Required task — Write the next part of the forum thread about DHCP and network connection problems, picking up after its last post.

Now at least WiFi is fine and the laptop still connects to LAN at home. I'll see if it can connect at work.

StenS

----------

## 666threesixes666

"everything pointed to dhcp" thats why i PM'ed to post what was loading upon init, and NM invokes dhcp not a rc script that should be removed.  dhclient, dhcpcd, potato tomato....    im stumped, as his rc-update doesn't show dhcp scripts that need removed.

seems like reason3 went away for me when i moved up kernel versions to 3.9.9 & moved to udev ugly unreasonable names.

----------

## st3f4n2006

what dhcpcd version you have and config you have? using the latest (5.99) i had problems getting an correct ip (it seems that the my dhcpcd was sending some weird MAC to the server - we use ipv4 and the client sent ipv6 unique id/ mac).

I had to disable "duid" in /etc/dhcpcd.conf and now everything works fine without any ipv6 configs (default NetworkManager)

Listings of boxed layout items:
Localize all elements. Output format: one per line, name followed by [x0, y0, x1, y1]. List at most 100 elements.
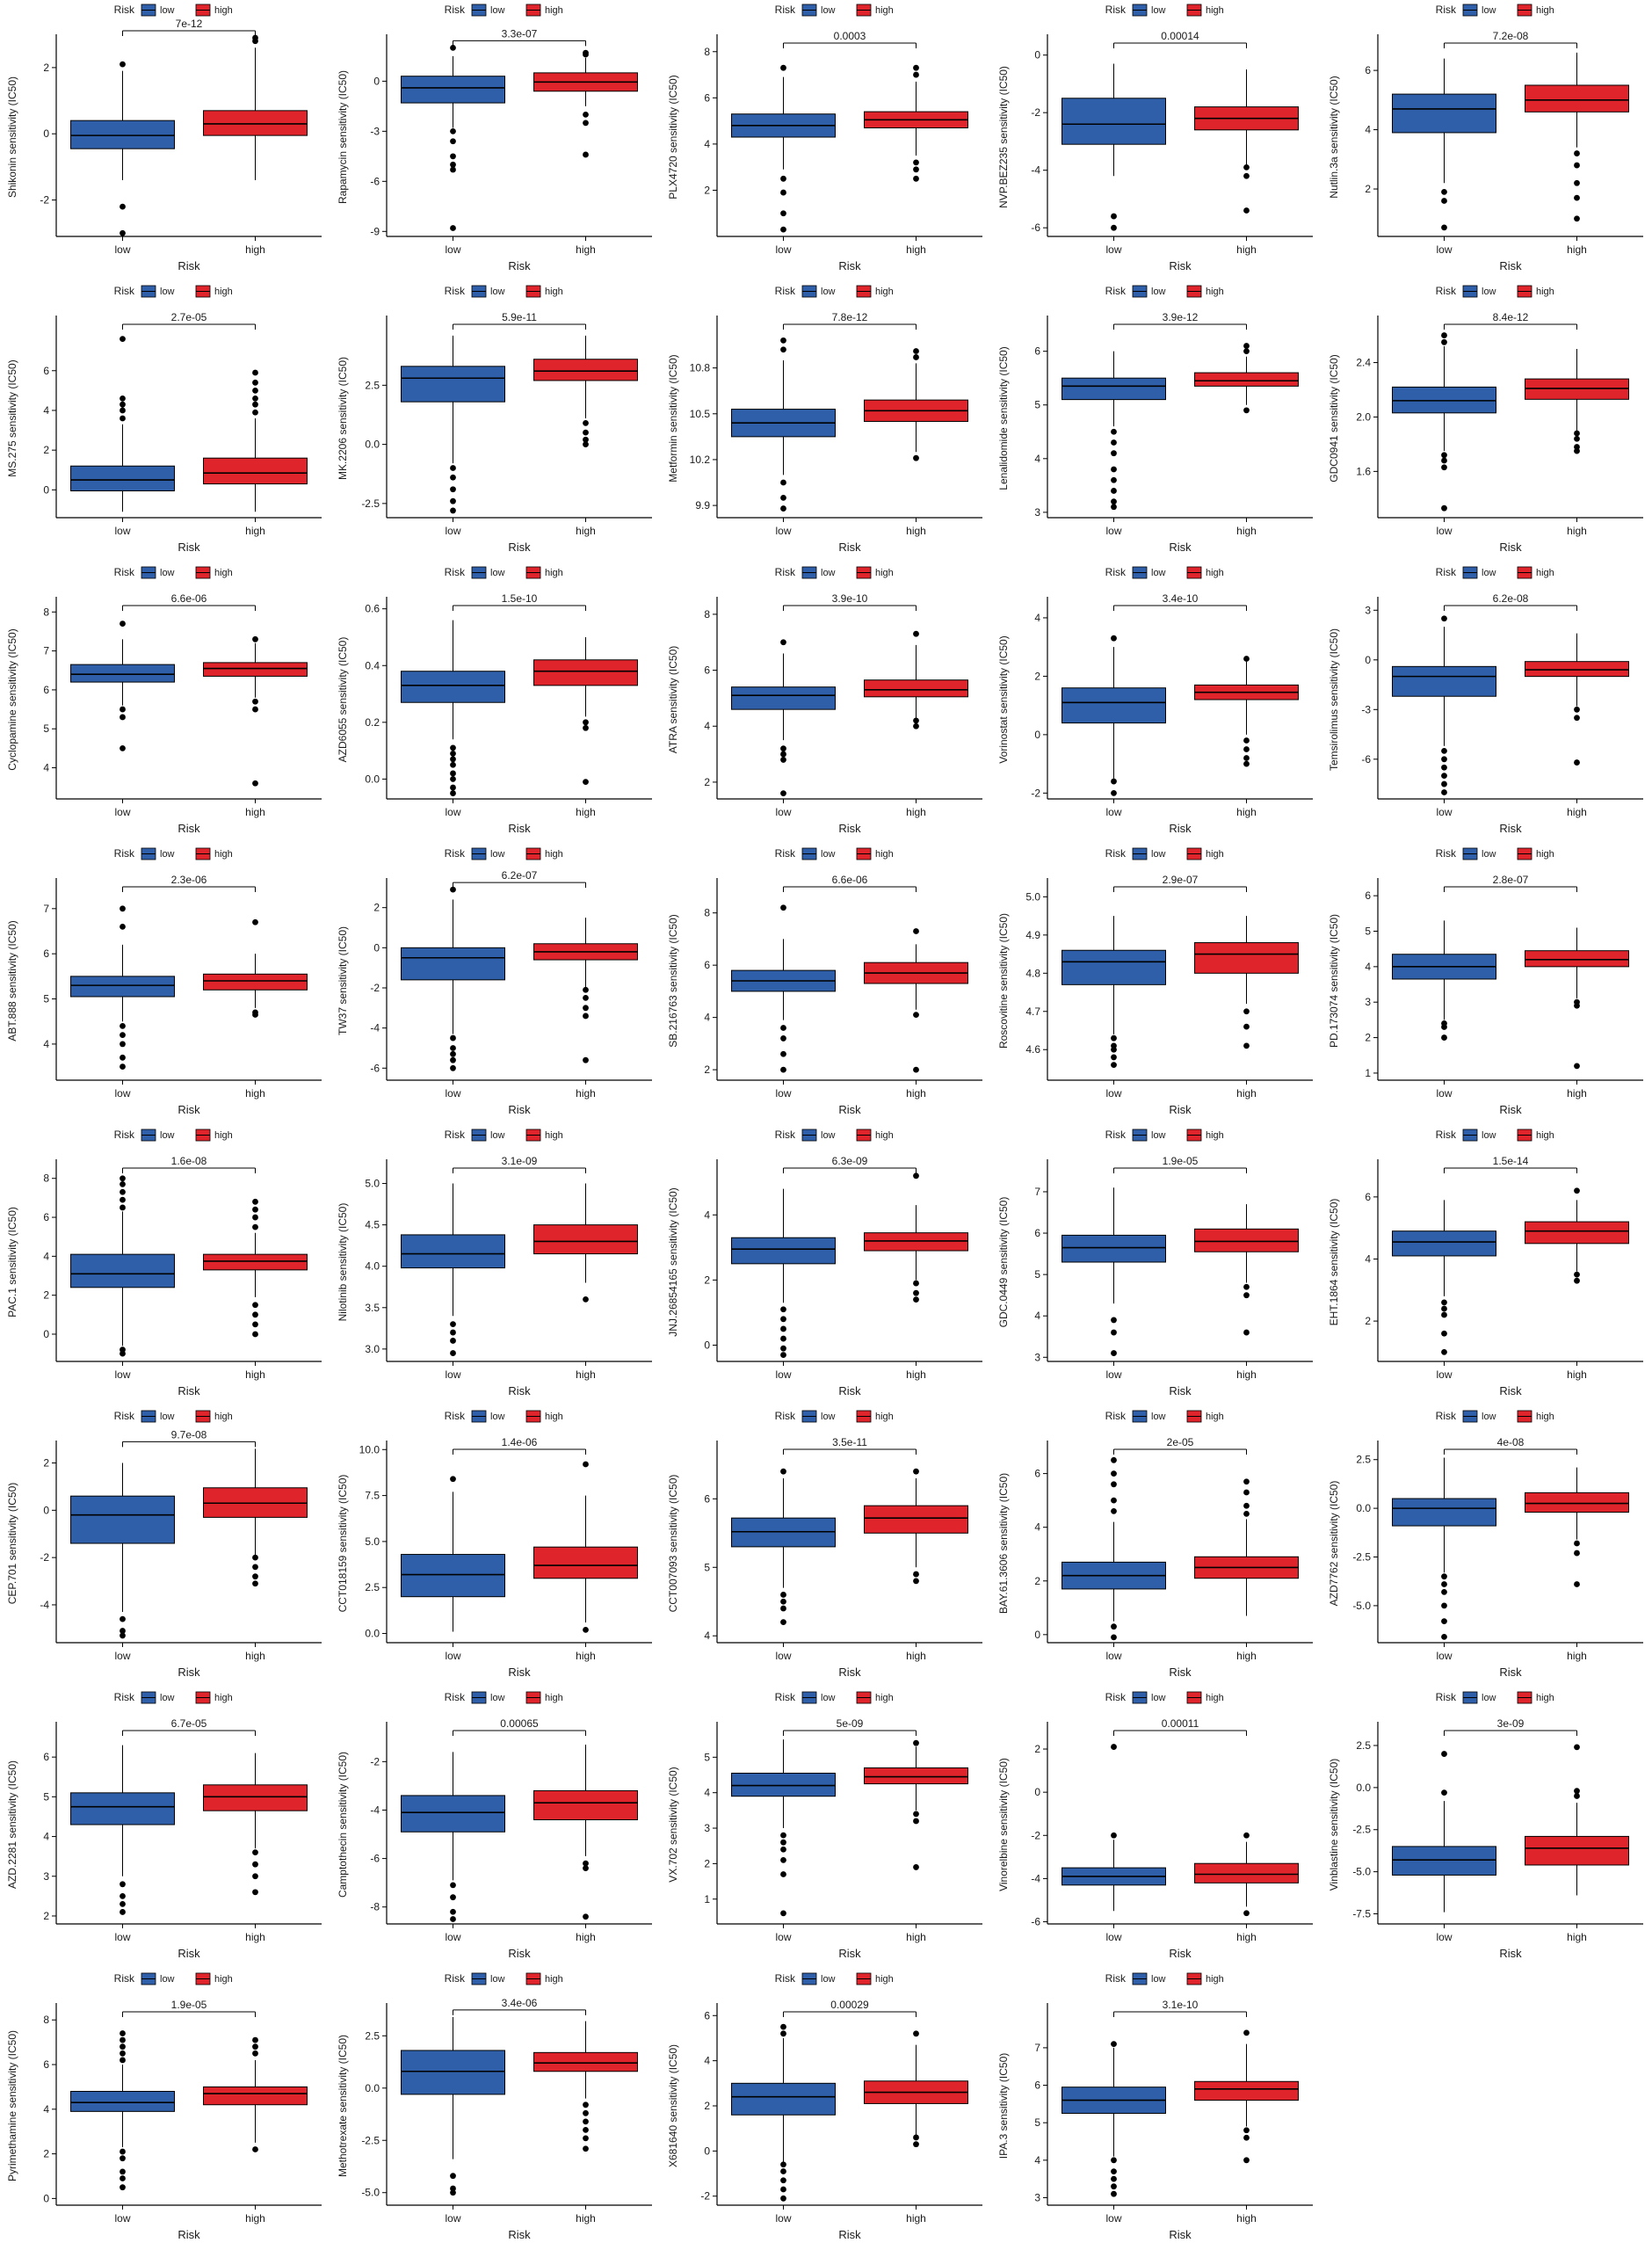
outlier-point	[913, 1280, 919, 1287]
outlier-point	[120, 1901, 126, 1907]
legend-label-low: low	[1482, 1412, 1496, 1422]
outlier-point	[1111, 1470, 1117, 1477]
y-tick-label: 2	[1365, 1315, 1371, 1327]
outlier-point	[252, 1302, 258, 1309]
legend-label-low: low	[490, 287, 505, 297]
x-tick-label: low	[445, 1650, 460, 1662]
outlier-point	[120, 1615, 126, 1622]
iqr-box	[533, 1546, 638, 1579]
boxplot-panel: Risk low high 3 4 5 6 7 IPA.3 sensitivity (IC50)…	[997, 1972, 1313, 2241]
iqr-box	[401, 366, 505, 403]
legend-title: Risk	[1105, 285, 1127, 297]
y-tick-label: 0	[704, 1339, 710, 1351]
y-tick-label: 2	[704, 184, 710, 196]
outlier-point	[252, 1012, 258, 1018]
iqr-box	[203, 110, 308, 136]
y-tick-label: 1	[1365, 1067, 1371, 1079]
legend-label-low: low	[1151, 1412, 1166, 1422]
outlier-point	[1441, 1330, 1447, 1337]
x-axis-label: Risk	[1169, 541, 1192, 554]
y-axis-label: Roscovitine sensitivity (IC50)	[997, 913, 1010, 1049]
legend-label-high: high	[214, 1412, 233, 1422]
outlier-point	[450, 1064, 456, 1071]
legend: Risk low high	[445, 566, 563, 579]
box-high	[533, 335, 638, 447]
outlier-point	[780, 1335, 786, 1342]
box-high	[864, 1468, 968, 1585]
y-tick-label: 2	[704, 2100, 710, 2112]
legend-title: Risk	[775, 285, 796, 297]
iqr-box	[401, 2050, 505, 2095]
significance-bracket: 2.8e-07	[1444, 874, 1577, 892]
x-tick-label: low	[445, 1931, 460, 1943]
outlier-point	[450, 761, 456, 768]
box-high	[1194, 1832, 1299, 1917]
legend-title: Risk	[1436, 1691, 1457, 1703]
significance-bracket: 7.8e-12	[783, 311, 917, 330]
y-tick-label: 0.0	[365, 2082, 380, 2094]
legend-label-high: high	[1206, 849, 1224, 860]
outlier-point	[120, 2175, 126, 2181]
outlier-point	[1111, 1034, 1117, 1042]
outlier-point	[450, 2173, 456, 2180]
y-axis-label: PD.173074 sensitivity (IC50)	[1328, 914, 1340, 1048]
iqr-box	[533, 659, 638, 686]
outlier-point	[252, 1861, 258, 1868]
significance-bracket: 0.00065	[453, 1717, 586, 1736]
iqr-box	[1525, 1221, 1629, 1245]
outlier-point	[913, 928, 919, 934]
boxplot-panel: Risk low high 2 3 4 5 6 AZD.2281 sensitivity (IC…	[6, 1691, 322, 1960]
outlier-point	[1243, 2127, 1250, 2134]
legend: Risk low high	[1105, 4, 1224, 17]
x-axis-label: Risk	[1169, 1103, 1192, 1116]
outlier-point	[780, 1910, 786, 1917]
y-axis-label: ABT.888 sensitivity (IC50)	[6, 920, 18, 1041]
box-low	[401, 1476, 505, 1632]
outlier-point	[1574, 1550, 1580, 1557]
box-high	[533, 2021, 638, 2152]
outlier-point	[780, 64, 786, 71]
y-tick-label: 2	[43, 1910, 49, 1922]
outlier-point	[1441, 1602, 1447, 1609]
box-low	[731, 1188, 836, 1358]
p-value: 3e-09	[1497, 1717, 1525, 1730]
outlier-point	[120, 2043, 126, 2050]
y-tick-label: -2.5	[361, 497, 380, 510]
x-tick-label: low	[1105, 243, 1121, 256]
legend-label-low: low	[160, 568, 175, 578]
outlier-point	[120, 1892, 126, 1899]
outlier-point	[1441, 332, 1447, 338]
outlier-point	[1441, 1311, 1447, 1318]
y-tick-label: 2	[43, 444, 49, 456]
outlier-point	[780, 745, 786, 752]
outlier-point	[1243, 1042, 1250, 1049]
outlier-point	[583, 1461, 589, 1468]
legend-title: Risk	[1105, 4, 1127, 16]
outlier-point	[583, 986, 589, 993]
outlier-point	[120, 1204, 126, 1211]
box-high	[1525, 52, 1629, 222]
y-tick-label: -6	[1361, 753, 1371, 766]
outlier-point	[450, 1476, 456, 1483]
legend: Risk low high	[114, 1410, 233, 1423]
iqr-box	[1061, 377, 1166, 401]
x-tick-label: high	[576, 1931, 596, 1943]
y-tick-label: 6	[704, 664, 710, 677]
legend-label-high: high	[214, 1130, 233, 1141]
p-value: 7.2e-08	[1493, 30, 1529, 42]
legend-label-low: low	[490, 1974, 505, 1985]
box-high	[203, 1448, 308, 1587]
outlier-point	[252, 1554, 258, 1561]
x-tick-label: low	[445, 243, 460, 256]
outlier-point	[1243, 1910, 1250, 1917]
x-tick-label: high	[576, 2212, 596, 2225]
outlier-point	[913, 1172, 919, 1179]
outlier-point	[1441, 764, 1447, 771]
outlier-point	[780, 1598, 786, 1605]
iqr-box	[1194, 2080, 1299, 2101]
legend-label-low: low	[1482, 287, 1496, 297]
outlier-point	[1111, 428, 1117, 435]
legend-label-high: high	[1536, 5, 1554, 16]
outlier-point	[780, 2186, 786, 2193]
y-tick-label: 7	[1034, 1186, 1040, 1198]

The response —
----------

## Martux

Is there any fix for this yet? Having this issue now on two machines, with two different NICs and it's starting to get disgusting.

How does one set a static IP for wireless (with Networkmanager)? Troubleshooting and emerging different versions is pretty tough with no Internet...

----------

## 666threesixes666

manually assign ip address for nm-applet (and i imagine kde's networkmanagement) attempt to connect to access point, cancel....  right click "edit connections" nm-applet....  click ap name, edit...

could you mask the newer versions, and revert back to 5.6.4 (where im not experiencing these problems?)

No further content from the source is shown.